DOCUMENT SEGMENT —
Smith, 33, has not played since November 19 and he appeared on the court just 11 times for the Cavaliers this season. There are fiscal complications stalling a buyout negotiation, though if those are somehow resolved, the exiled player could soon have a new home.

Here is what Joe Vardon reported on Thursday morning (via The Athletic):

“To be eligible to play in the playoffs, players getting buyouts from their current teams must accept them by March 1. The Milwaukee Bucks have interest in JR Smith, sources said, though Smith and the Cavs are not close on a buyout. There is very little incentive for Cleveland to buy him out, and at this stage in his life, NBA money is important to Smith.”

If he were picked up by the Bucks, he would be reunited with fellow veteran guard George Hill. The two played together for 548 minutes last season and when they were in the lineup at the same time, per NBA Wowy, the Cavaliers outscored opponents by 8.7 points per 100 possessions.

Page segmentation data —
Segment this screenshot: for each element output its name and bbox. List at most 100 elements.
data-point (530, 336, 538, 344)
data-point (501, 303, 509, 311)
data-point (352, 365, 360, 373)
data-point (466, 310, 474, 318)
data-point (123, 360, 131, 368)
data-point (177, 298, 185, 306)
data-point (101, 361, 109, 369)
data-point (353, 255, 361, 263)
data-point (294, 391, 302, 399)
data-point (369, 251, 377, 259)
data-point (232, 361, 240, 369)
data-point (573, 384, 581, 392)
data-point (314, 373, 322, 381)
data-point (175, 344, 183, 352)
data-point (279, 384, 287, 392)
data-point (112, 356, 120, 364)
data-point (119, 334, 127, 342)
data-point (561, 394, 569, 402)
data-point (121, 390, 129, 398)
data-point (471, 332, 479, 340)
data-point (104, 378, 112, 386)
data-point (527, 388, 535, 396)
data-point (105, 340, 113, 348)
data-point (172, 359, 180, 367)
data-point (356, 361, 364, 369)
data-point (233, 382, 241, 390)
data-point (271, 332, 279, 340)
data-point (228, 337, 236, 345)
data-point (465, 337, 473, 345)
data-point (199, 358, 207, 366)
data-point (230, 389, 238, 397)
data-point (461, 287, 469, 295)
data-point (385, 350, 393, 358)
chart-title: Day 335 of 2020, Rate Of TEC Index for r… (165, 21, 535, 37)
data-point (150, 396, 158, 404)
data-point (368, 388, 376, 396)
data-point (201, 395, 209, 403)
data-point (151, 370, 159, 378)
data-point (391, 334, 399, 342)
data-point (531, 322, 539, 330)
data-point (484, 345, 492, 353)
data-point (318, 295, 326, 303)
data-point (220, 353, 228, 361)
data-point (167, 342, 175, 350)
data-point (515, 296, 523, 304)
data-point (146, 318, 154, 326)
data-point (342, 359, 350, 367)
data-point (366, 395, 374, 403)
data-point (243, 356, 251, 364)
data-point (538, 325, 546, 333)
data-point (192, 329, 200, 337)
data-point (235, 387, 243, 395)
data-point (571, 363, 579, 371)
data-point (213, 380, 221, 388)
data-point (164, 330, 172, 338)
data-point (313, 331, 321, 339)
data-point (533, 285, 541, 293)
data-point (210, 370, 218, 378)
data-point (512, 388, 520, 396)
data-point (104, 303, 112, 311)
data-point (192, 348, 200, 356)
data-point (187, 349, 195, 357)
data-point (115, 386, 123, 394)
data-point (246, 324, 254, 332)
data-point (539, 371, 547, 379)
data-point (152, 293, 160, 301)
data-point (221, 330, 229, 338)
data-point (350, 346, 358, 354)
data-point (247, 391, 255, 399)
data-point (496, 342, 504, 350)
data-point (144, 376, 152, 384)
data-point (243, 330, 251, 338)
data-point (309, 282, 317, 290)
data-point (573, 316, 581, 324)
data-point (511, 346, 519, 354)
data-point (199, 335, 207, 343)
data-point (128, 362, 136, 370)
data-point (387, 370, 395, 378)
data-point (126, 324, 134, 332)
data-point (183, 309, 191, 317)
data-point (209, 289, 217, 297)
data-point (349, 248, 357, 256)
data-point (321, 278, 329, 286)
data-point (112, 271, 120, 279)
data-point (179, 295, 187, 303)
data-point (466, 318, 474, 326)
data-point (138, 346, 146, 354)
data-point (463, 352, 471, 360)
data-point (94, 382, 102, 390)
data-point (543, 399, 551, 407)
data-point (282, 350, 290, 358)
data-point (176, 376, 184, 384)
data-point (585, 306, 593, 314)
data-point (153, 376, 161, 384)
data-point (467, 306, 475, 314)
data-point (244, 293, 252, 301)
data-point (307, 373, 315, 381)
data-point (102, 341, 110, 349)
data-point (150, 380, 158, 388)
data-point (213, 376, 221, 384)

PROBLEM SET —
a. Write out the JR Smith passage word for word, beginning at the words "Here is what" and stopping after "per 100 possessions.".
b. Extend the JR Smith passage past its last sentence.
The items play no role here.

TASK RESULTS —
a.
Here is what Joe Vardon reported on Thursday morning (via The Athletic):

“To be eligible to play in the playoffs, players getting buyouts from their current teams must accept them by March 1. The Milwaukee Bucks have interest in JR Smith, sources said, though Smith and the Cavs are not close on a buyout. There is very little incentive for Cleveland to buy him out, and at this stage in his life, NBA money is important to Smith.”

If he were picked up by the Bucks, he would be reunited with fellow veteran guard George Hill. The two played together for 548 minutes last season and when they were in the lineup at the same time, per NBA Wowy, the Cavaliers outscored opponents by 8.7 points per 100 possessions.

b.
Smith has long been a proficient shooter from long range, which would be helpful to the Bucks. They have an advantage from downtown, as we’ve covered here, because Giannis Antetokounmpo commands so much attention from defenders near the basket that many of his teammates are left open for threes.

This is similar to the role that Smith’s former teammate LeBron James played for the Cavaliers when he was a more lethal threat near the rim. The Bucks have realized that surrounding Antetokounmpo with players who can make their catch-and-shoot attempts is a recipe for greatness.

Only four teams in the NBA have taken more catch-and-shoot attempts than Milwaukee so far this season. Their roster is littered with above average spot-up shooters including Brook LopezMalcolm BrogdonKhris Middleton, Eric Bledsoe and Tony Snell. But another option off the bench when others need rest would be especially imperative in the postseason.

This has always been a primary scoring option for Smith, who ranked Top 5 in total points off catch-and-shoot plays during the 2015-16 season. Among the 110 players who had at least 170 attempts that year, only three (Stephen CurryJJ Redick and Kyle Lowry) were more efficient.

With the same qualifications, Smith ranked Top 20 in points per possession on catch-and-shoots the season before as well. He also made appearances in the Top 5 among high-volume catch-and-shoot players during his final year with the New York Knicks in 2013-14 as well as his last year on the Denver Nuggets in 2010-11.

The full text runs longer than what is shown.